AIM OF THE EXERCISE -> Omit every image, and transcribe the remaining entries exactly as given.

(Dataset items)
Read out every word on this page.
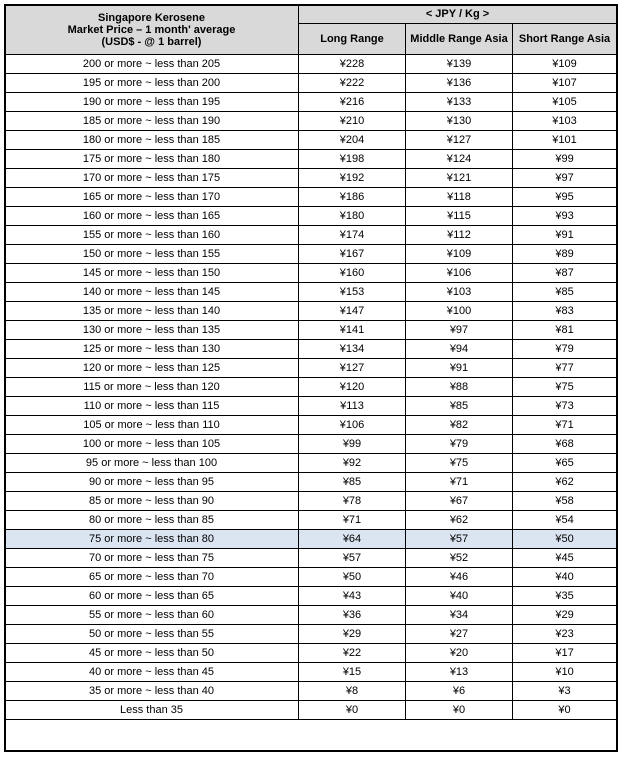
Singapore Kerosene
Market Price – 1 month' average
(USD$ - @ 1 barrel)	< JPY / Kg >		
	Long Range	Middle Range Asia	Short Range Asia
200 or more ~ less than 205	¥228	¥139	¥109
195 or more ~ less than 200	¥222	¥136	¥107
190 or more ~ less than 195	¥216	¥133	¥105
185 or more ~ less than 190	¥210	¥130	¥103
180 or more ~ less than 185	¥204	¥127	¥101
175 or more ~ less than 180	¥198	¥124	¥99
170 or more ~ less than 175	¥192	¥121	¥97
165 or more ~ less than 170	¥186	¥118	¥95
160 or more ~ less than 165	¥180	¥115	¥93
155 or more ~ less than 160	¥174	¥112	¥91
150 or more ~ less than 155	¥167	¥109	¥89
145 or more ~ less than 150	¥160	¥106	¥87
140 or more ~ less than 145	¥153	¥103	¥85
135 or more ~ less than 140	¥147	¥100	¥83
130 or more ~ less than 135	¥141	¥97	¥81
125 or more ~ less than 130	¥134	¥94	¥79
120 or more ~ less than 125	¥127	¥91	¥77
115 or more ~ less than 120	¥120	¥88	¥75
110 or more ~ less than 115	¥113	¥85	¥73
105 or more ~ less than 110	¥106	¥82	¥71
100 or more ~ less than 105	¥99	¥79	¥68
95 or more ~ less than 100	¥92	¥75	¥65
90 or more ~ less than 95	¥85	¥71	¥62
85 or more ~ less than 90	¥78	¥67	¥58
80 or more ~ less than 85	¥71	¥62	¥54
75 or more ~ less than 80	¥64	¥57	¥50
70 or more ~ less than 75	¥57	¥52	¥45
65 or more ~ less than 70	¥50	¥46	¥40
60 or more ~ less than 65	¥43	¥40	¥35
55 or more ~ less than 60	¥36	¥34	¥29
50 or more ~ less than 55	¥29	¥27	¥23
45 or more ~ less than 50	¥22	¥20	¥17
40 or more ~ less than 45	¥15	¥13	¥10
35 or more ~ less than 40	¥8	¥6	¥3
Less than 35	¥0	¥0	¥0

RESULT ->
Read out every word on this page.
Singapore Kerosene
Market Price – 1 month' average
(USD$ - @ 1 barrel)	< JPY / Kg >		
	Long Range	Middle Range Asia	Short Range Asia
200 or more ~ less than 205	¥228	¥139	¥109
195 or more ~ less than 200	¥222	¥136	¥107
190 or more ~ less than 195	¥216	¥133	¥105
185 or more ~ less than 190	¥210	¥130	¥103
180 or more ~ less than 185	¥204	¥127	¥101
175 or more ~ less than 180	¥198	¥124	¥99
170 or more ~ less than 175	¥192	¥121	¥97
165 or more ~ less than 170	¥186	¥118	¥95
160 or more ~ less than 165	¥180	¥115	¥93
155 or more ~ less than 160	¥174	¥112	¥91
150 or more ~ less than 155	¥167	¥109	¥89
145 or more ~ less than 150	¥160	¥106	¥87
140 or more ~ less than 145	¥153	¥103	¥85
135 or more ~ less than 140	¥147	¥100	¥83
130 or more ~ less than 135	¥141	¥97	¥81
125 or more ~ less than 130	¥134	¥94	¥79
120 or more ~ less than 125	¥127	¥91	¥77
115 or more ~ less than 120	¥120	¥88	¥75
110 or more ~ less than 115	¥113	¥85	¥73
105 or more ~ less than 110	¥106	¥82	¥71
100 or more ~ less than 105	¥99	¥79	¥68
95 or more ~ less than 100	¥92	¥75	¥65
90 or more ~ less than 95	¥85	¥71	¥62
85 or more ~ less than 90	¥78	¥67	¥58
80 or more ~ less than 85	¥71	¥62	¥54
75 or more ~ less than 80	¥64	¥57	¥50
70 or more ~ less than 75	¥57	¥52	¥45
65 or more ~ less than 70	¥50	¥46	¥40
60 or more ~ less than 65	¥43	¥40	¥35
55 or more ~ less than 60	¥36	¥34	¥29
50 or more ~ less than 55	¥29	¥27	¥23
45 or more ~ less than 50	¥22	¥20	¥17
40 or more ~ less than 45	¥15	¥13	¥10
35 or more ~ less than 40	¥8	¥6	¥3
Less than 35	¥0	¥0	¥0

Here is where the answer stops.